**INFORMATION SUPPLIED:**

-------------------------

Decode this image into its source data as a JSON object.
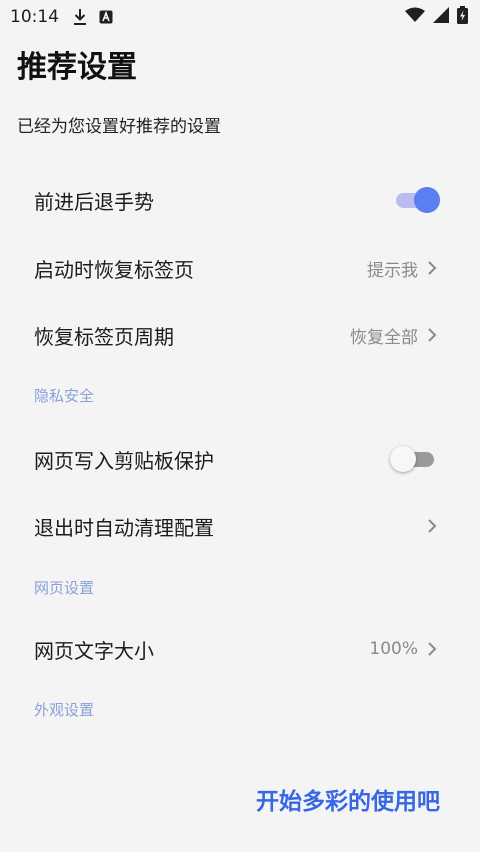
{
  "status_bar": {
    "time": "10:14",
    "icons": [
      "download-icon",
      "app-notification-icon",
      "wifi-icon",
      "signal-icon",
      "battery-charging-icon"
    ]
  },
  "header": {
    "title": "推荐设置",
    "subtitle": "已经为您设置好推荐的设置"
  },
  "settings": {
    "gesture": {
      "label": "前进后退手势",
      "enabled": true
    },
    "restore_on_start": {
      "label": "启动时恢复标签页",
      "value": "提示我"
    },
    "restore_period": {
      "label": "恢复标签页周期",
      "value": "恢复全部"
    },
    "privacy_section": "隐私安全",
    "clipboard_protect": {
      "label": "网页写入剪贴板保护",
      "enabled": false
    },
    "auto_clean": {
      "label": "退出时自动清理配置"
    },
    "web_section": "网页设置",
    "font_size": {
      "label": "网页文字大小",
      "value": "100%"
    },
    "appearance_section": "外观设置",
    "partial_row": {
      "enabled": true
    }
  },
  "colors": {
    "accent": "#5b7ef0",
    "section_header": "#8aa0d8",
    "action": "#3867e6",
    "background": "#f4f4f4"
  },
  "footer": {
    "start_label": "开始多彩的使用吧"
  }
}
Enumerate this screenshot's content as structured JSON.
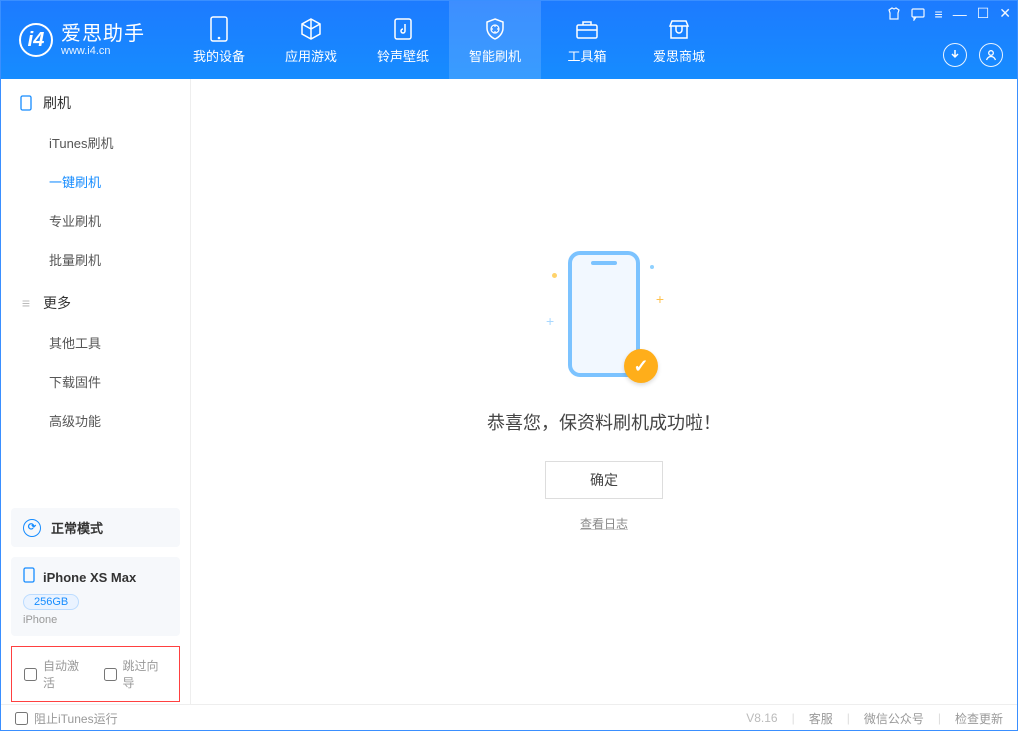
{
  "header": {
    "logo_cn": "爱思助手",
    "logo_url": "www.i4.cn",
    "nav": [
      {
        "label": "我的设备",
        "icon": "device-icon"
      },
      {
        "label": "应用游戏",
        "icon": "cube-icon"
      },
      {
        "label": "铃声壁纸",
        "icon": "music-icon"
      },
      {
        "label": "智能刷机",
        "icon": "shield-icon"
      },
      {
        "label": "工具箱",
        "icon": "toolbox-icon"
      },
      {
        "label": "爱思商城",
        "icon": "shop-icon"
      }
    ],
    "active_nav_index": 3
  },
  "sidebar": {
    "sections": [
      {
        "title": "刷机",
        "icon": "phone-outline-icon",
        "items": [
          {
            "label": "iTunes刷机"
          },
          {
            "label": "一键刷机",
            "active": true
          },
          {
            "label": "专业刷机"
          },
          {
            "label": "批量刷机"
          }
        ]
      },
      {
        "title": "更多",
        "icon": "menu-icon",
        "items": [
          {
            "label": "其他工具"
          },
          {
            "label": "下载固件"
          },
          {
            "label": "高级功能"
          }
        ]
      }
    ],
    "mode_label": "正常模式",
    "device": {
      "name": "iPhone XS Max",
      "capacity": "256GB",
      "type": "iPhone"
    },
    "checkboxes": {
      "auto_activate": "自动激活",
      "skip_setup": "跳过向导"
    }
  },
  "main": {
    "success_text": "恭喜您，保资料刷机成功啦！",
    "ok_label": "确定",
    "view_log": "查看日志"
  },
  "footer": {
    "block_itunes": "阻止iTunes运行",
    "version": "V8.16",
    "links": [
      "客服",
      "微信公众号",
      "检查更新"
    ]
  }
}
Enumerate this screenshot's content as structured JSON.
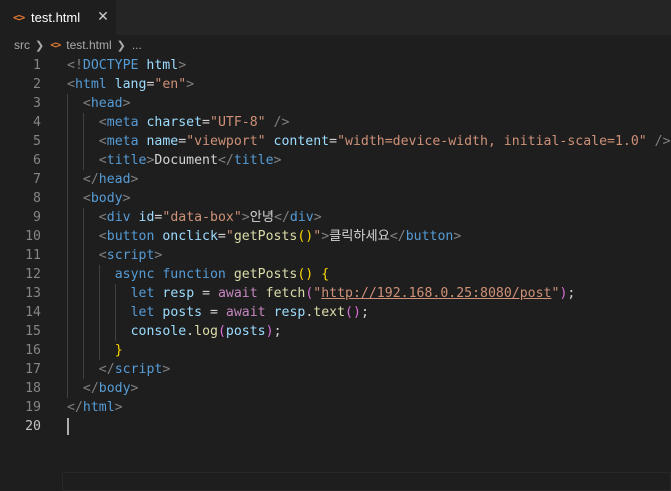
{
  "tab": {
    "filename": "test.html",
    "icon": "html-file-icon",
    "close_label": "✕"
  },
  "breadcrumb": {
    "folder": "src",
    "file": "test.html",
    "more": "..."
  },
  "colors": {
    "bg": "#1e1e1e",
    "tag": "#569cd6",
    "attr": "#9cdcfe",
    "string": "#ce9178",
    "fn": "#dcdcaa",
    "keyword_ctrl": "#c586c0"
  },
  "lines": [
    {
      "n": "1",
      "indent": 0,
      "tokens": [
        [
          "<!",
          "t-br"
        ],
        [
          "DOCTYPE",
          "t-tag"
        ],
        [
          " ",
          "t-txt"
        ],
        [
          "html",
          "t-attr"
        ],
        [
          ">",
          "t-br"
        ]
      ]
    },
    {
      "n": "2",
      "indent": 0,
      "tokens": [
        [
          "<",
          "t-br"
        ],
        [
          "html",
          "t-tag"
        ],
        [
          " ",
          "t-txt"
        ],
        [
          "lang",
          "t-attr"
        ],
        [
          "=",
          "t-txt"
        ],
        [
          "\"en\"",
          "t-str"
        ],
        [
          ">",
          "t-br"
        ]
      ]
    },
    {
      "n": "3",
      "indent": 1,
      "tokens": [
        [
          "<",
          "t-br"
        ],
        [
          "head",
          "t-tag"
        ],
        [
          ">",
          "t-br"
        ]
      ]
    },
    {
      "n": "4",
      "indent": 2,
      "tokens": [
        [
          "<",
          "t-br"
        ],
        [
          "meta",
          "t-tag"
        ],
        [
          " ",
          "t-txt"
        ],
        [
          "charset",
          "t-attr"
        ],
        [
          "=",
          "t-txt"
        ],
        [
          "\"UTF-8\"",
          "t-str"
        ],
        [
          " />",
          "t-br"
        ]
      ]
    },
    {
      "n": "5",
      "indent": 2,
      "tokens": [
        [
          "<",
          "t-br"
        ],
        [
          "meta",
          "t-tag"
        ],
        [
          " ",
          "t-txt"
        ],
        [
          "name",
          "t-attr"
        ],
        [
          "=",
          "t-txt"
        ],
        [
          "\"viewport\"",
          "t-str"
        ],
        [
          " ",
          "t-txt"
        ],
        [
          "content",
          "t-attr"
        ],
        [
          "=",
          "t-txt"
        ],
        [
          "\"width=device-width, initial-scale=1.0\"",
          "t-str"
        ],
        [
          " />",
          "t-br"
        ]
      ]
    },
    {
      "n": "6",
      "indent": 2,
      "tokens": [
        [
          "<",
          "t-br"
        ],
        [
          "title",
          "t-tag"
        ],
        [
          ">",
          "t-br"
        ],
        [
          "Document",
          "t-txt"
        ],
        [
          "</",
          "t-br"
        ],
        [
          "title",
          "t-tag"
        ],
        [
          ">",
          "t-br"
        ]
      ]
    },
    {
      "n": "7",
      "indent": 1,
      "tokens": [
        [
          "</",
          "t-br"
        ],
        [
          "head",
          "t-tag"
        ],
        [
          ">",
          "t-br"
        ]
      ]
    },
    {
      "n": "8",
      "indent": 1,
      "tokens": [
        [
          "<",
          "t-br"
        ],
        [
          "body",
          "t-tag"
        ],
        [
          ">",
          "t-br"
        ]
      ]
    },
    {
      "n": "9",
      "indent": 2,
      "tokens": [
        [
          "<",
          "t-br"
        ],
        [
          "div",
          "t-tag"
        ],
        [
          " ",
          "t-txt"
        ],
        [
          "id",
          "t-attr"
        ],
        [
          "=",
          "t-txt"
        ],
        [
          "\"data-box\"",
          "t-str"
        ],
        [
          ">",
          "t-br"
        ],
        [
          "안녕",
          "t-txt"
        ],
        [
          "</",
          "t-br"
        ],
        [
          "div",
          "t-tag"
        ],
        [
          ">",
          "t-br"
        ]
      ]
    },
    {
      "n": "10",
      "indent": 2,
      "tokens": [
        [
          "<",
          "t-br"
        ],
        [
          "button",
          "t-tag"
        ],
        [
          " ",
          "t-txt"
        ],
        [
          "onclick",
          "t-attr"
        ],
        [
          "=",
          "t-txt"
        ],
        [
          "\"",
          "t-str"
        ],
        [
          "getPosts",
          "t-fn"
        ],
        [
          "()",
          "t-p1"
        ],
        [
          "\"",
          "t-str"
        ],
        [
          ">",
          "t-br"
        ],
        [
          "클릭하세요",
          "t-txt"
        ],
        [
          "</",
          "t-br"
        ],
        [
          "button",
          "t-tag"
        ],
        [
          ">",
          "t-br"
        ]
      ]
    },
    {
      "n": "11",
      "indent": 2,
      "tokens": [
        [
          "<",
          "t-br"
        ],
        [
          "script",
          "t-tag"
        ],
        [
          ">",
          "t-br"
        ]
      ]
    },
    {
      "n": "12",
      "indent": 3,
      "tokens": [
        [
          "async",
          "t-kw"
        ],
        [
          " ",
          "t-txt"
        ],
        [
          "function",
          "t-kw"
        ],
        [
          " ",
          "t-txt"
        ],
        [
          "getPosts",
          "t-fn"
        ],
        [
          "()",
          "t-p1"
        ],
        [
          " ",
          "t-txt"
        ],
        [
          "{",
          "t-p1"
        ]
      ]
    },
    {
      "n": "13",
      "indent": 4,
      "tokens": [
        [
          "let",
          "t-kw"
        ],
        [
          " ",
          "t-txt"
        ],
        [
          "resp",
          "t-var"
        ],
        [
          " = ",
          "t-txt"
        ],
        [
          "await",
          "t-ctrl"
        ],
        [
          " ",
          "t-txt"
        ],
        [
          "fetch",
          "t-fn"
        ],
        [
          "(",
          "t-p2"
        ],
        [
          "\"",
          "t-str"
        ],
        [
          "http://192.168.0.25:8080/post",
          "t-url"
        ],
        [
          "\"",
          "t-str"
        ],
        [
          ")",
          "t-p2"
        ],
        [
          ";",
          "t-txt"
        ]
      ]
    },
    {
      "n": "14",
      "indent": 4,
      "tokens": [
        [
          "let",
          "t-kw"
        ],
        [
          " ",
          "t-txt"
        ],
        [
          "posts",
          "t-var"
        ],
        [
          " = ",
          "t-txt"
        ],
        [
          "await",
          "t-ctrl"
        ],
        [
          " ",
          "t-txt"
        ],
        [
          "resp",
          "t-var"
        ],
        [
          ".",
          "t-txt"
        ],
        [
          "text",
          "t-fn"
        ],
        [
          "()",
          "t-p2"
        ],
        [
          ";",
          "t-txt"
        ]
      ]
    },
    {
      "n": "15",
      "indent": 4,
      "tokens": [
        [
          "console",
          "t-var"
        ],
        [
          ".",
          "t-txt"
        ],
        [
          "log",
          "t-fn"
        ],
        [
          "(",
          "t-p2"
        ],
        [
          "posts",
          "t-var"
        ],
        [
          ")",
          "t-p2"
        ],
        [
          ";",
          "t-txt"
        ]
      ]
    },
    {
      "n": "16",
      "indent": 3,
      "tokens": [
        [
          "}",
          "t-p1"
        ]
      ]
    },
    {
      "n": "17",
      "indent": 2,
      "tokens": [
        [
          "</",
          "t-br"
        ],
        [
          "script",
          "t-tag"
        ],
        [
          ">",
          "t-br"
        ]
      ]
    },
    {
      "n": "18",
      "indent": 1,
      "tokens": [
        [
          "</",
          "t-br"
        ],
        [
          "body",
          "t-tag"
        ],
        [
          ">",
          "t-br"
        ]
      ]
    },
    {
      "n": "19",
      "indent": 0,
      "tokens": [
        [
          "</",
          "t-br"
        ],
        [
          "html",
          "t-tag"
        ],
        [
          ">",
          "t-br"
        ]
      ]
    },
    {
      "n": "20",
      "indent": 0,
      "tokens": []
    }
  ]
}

-------------------------

**WHAT IS ASKED:**
Go through the preceding material and copy each line that has the word "data".

**TASK ANSWER:**
Decode this image into its source data as a JSON object.
          "\"data-box\"",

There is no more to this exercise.